PROVIDED RECORDS:

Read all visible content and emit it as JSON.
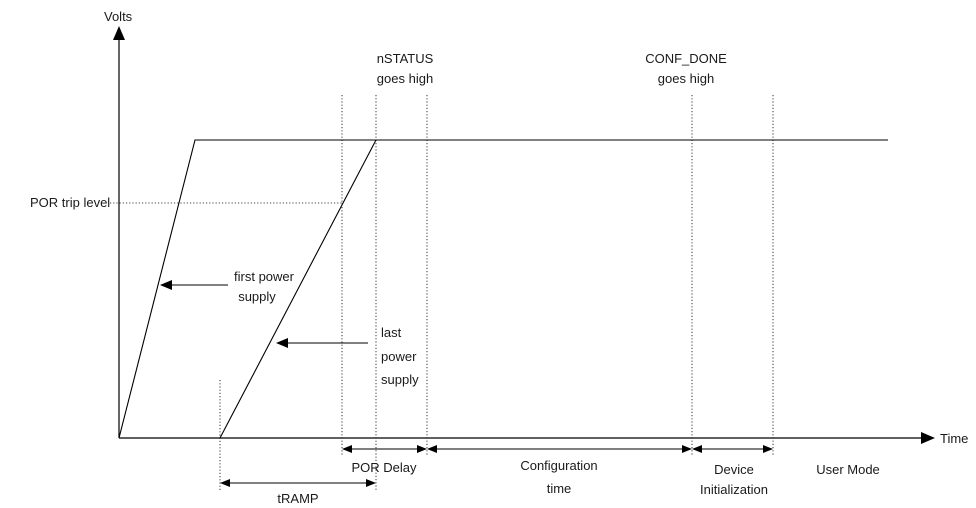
{
  "labels": {
    "y_axis": "Volts",
    "x_axis": "Time",
    "por_trip": "POR trip level",
    "first_supply": [
      "first power",
      "supply"
    ],
    "last_supply": [
      "last",
      "power",
      "supply"
    ],
    "nstatus": [
      "nSTATUS",
      "goes high"
    ],
    "conf_done": [
      "CONF_DONE",
      "goes high"
    ]
  },
  "intervals": {
    "tramp": "tRAMP",
    "por_delay": "POR Delay",
    "configuration": [
      "Configuration",
      "time"
    ],
    "device_init": [
      "Device",
      "Initialization"
    ],
    "user_mode": "User Mode"
  }
}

GIVEN PROBLEM: Make an exact copy of all entries above, dropping the images.

OUTPUT FOR THIS TASK:
Read all visible content and emit it as JSON.
{
  "labels": {
    "y_axis": "Volts",
    "x_axis": "Time",
    "por_trip": "POR trip level",
    "first_supply": [
      "first power",
      "supply"
    ],
    "last_supply": [
      "last",
      "power",
      "supply"
    ],
    "nstatus": [
      "nSTATUS",
      "goes high"
    ],
    "conf_done": [
      "CONF_DONE",
      "goes high"
    ]
  },
  "intervals": {
    "tramp": "tRAMP",
    "por_delay": "POR Delay",
    "configuration": [
      "Configuration",
      "time"
    ],
    "device_init": [
      "Device",
      "Initialization"
    ],
    "user_mode": "User Mode"
  }
}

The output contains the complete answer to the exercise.